» **TASK STATEMENT**
Quote the records below in full, exactly as given, with the images taken out.

Saved entries
--
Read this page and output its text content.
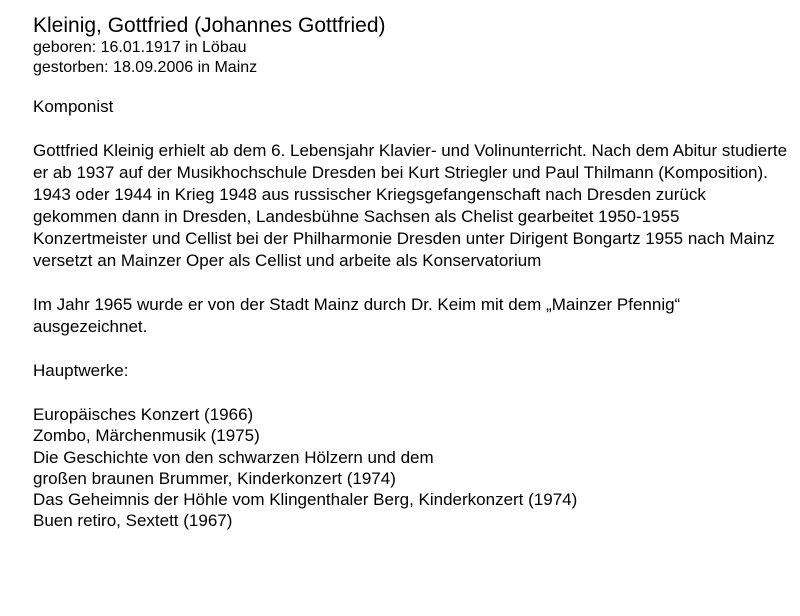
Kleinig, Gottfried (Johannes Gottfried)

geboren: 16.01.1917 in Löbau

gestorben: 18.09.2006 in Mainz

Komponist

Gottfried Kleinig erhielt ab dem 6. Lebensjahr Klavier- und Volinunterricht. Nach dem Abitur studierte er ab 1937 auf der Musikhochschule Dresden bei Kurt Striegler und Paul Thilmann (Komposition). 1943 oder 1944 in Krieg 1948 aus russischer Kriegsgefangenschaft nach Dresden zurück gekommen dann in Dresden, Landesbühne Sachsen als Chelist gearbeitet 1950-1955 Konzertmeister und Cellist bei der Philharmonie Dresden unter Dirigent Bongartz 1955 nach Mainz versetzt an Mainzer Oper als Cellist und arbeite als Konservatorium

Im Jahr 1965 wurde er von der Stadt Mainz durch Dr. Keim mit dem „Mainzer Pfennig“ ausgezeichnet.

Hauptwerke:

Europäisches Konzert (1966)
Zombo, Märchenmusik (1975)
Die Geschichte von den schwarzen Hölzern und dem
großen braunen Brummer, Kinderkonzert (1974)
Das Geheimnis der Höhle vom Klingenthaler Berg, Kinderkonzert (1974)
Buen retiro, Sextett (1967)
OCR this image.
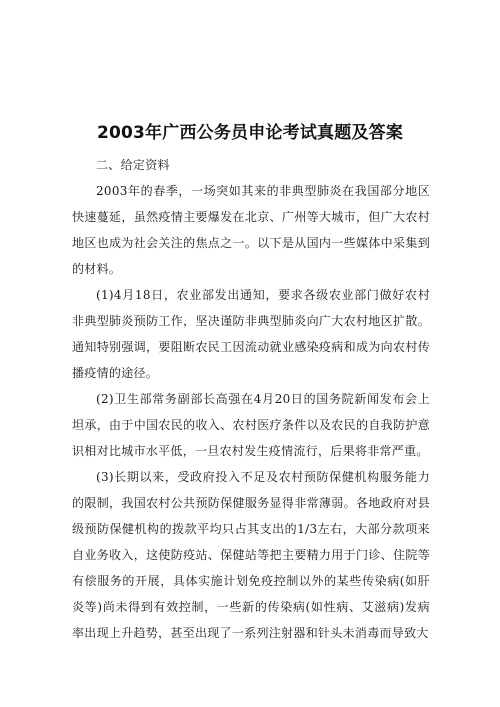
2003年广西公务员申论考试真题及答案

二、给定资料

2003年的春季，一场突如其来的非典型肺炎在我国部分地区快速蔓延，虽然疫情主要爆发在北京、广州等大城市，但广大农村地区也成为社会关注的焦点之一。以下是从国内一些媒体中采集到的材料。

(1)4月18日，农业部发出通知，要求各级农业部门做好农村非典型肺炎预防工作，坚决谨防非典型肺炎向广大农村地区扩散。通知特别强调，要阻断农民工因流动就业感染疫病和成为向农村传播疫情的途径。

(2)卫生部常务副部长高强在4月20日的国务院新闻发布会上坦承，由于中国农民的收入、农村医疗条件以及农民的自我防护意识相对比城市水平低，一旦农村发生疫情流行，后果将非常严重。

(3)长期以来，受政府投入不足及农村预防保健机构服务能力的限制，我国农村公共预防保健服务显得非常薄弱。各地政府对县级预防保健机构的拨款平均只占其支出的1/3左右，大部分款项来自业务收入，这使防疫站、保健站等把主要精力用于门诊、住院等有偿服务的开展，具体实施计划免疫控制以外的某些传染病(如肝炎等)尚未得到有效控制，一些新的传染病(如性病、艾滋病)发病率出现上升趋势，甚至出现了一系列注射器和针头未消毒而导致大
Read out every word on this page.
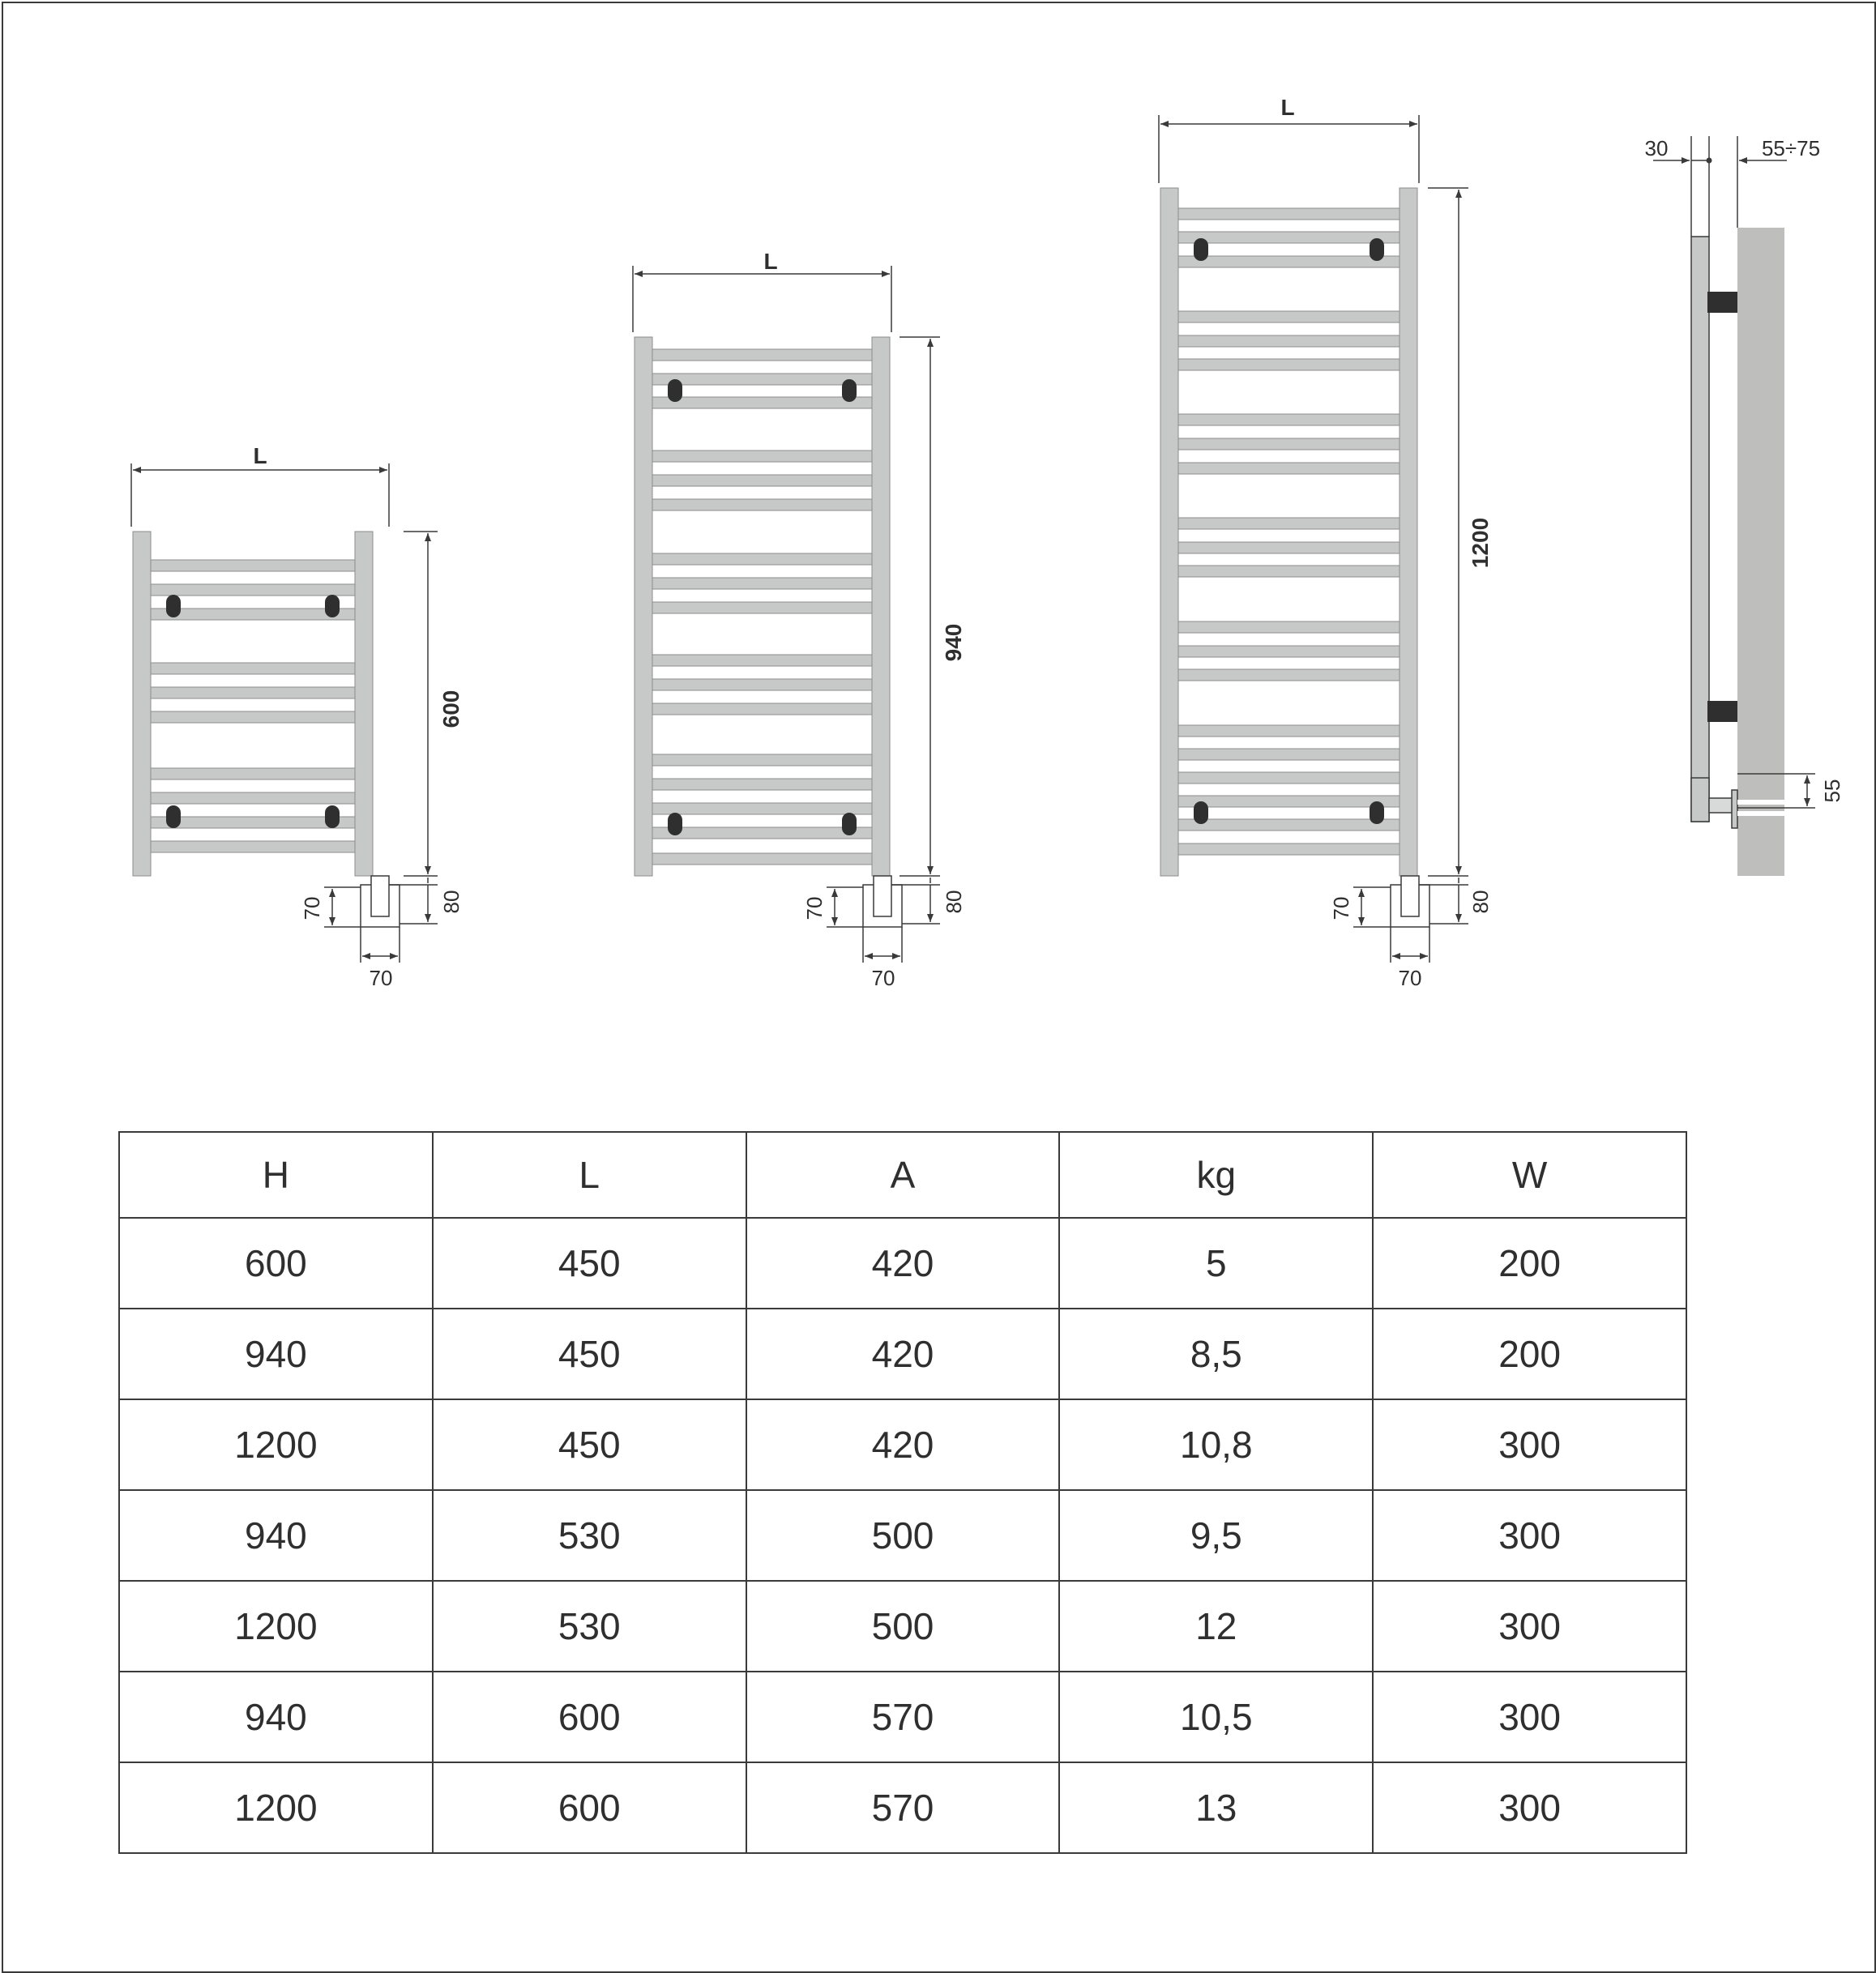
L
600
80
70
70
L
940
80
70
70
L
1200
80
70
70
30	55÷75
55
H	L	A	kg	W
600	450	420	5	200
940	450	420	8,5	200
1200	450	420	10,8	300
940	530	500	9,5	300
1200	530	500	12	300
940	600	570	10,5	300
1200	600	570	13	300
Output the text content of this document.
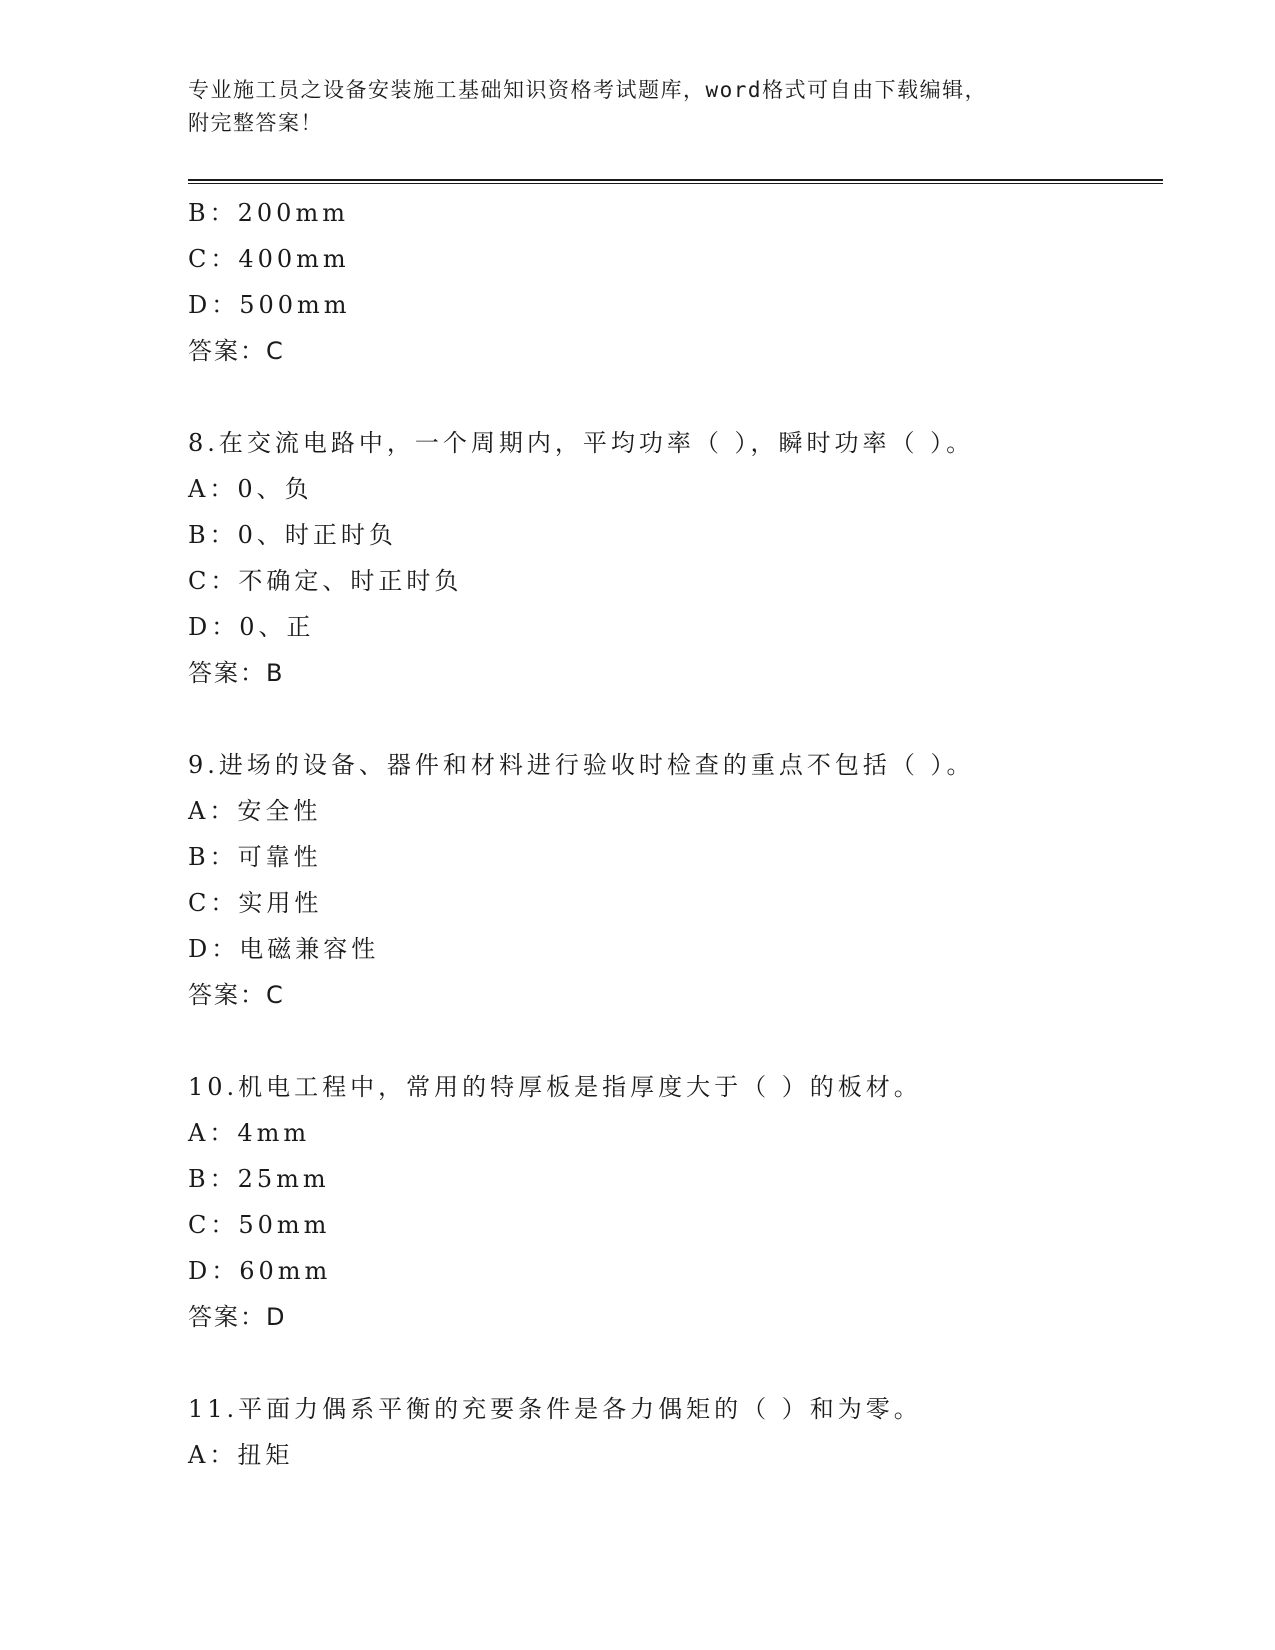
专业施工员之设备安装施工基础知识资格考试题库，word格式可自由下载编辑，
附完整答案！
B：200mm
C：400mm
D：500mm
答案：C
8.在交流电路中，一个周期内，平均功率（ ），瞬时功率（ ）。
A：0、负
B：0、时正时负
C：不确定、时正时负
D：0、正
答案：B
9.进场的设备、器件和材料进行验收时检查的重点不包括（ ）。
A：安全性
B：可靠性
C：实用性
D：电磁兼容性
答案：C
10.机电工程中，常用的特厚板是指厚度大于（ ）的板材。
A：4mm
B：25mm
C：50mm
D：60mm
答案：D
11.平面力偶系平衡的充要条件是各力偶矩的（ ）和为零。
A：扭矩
--
» **RESULT OF THE EXERCISE**
Read this page and output its text content.
Kleinig, Gottfried (Johannes Gottfried)

geboren: 16.01.1917 in Löbau

gestorben: 18.09.2006 in Mainz

Komponist

Gottfried Kleinig erhielt ab dem 6. Lebensjahr Klavier- und Volinunterricht. Nach dem Abitur studierte er ab 1937 auf der Musikhochschule Dresden bei Kurt Striegler und Paul Thilmann (Komposition). 1943 oder 1944 in Krieg 1948 aus russischer Kriegsgefangenschaft nach Dresden zurück gekommen dann in Dresden, Landesbühne Sachsen als Chelist gearbeitet 1950-1955 Konzertmeister und Cellist bei der Philharmonie Dresden unter Dirigent Bongartz 1955 nach Mainz versetzt an Mainzer Oper als Cellist und arbeite als Konservatorium

Im Jahr 1965 wurde er von der Stadt Mainz durch Dr. Keim mit dem „Mainzer Pfennig“ ausgezeichnet.

Hauptwerke:

Europäisches Konzert (1966)
Zombo, Märchenmusik (1975)
Die Geschichte von den schwarzen Hölzern und dem
großen braunen Brummer, Kinderkonzert (1974)
Das Geheimnis der Höhle vom Klingenthaler Berg, Kinderkonzert (1974)
Buen retiro, Sextett (1967)
OCR this image.
2003年广西公务员申论考试真题及答案

二、给定资料

2003年的春季，一场突如其来的非典型肺炎在我国部分地区快速蔓延，虽然疫情主要爆发在北京、广州等大城市，但广大农村地区也成为社会关注的焦点之一。以下是从国内一些媒体中采集到的材料。

(1)4月18日，农业部发出通知，要求各级农业部门做好农村非典型肺炎预防工作，坚决谨防非典型肺炎向广大农村地区扩散。通知特别强调，要阻断农民工因流动就业感染疫病和成为向农村传播疫情的途径。

(2)卫生部常务副部长高强在4月20日的国务院新闻发布会上坦承，由于中国农民的收入、农村医疗条件以及农民的自我防护意识相对比城市水平低，一旦农村发生疫情流行，后果将非常严重。

(3)长期以来，受政府投入不足及农村预防保健机构服务能力的限制，我国农村公共预防保健服务显得非常薄弱。各地政府对县级预防保健机构的拨款平均只占其支出的1/3左右，大部分款项来自业务收入，这使防疫站、保健站等把主要精力用于门诊、住院等有偿服务的开展，具体实施计划免疫控制以外的某些传染病(如肝炎等)尚未得到有效控制，一些新的传染病(如性病、艾滋病)发病率出现上升趋势，甚至出现了一系列注射器和针头未消毒而导致大
Read out every word on this page.
L
600
80
70
70
L
940
80
70
70
L
1200
80
70
70
30	55÷75
55
H	L	A	kg	W
600	450	420	5	200
940	450	420	8,5	200
1200	450	420	10,8	300
940	530	500	9,5	300
1200	530	500	12	300
940	600	570	10,5	300
1200	600	570	13	300
Output the text content of this document.
专业施工员之设备安装施工基础知识资格考试题库，word格式可自由下载编辑，
附完整答案！
B：200mm
C：400mm
D：500mm
答案：C
8.在交流电路中，一个周期内，平均功率（ ），瞬时功率（ ）。
A：0、负
B：0、时正时负
C：不确定、时正时负
D：0、正
答案：B
9.进场的设备、器件和材料进行验收时检查的重点不包括（ ）。
A：安全性
B：可靠性
C：实用性
D：电磁兼容性
答案：C
10.机电工程中，常用的特厚板是指厚度大于（ ）的板材。
A：4mm
B：25mm
C：50mm
D：60mm
答案：D
11.平面力偶系平衡的充要条件是各力偶矩的（ ）和为零。
A：扭矩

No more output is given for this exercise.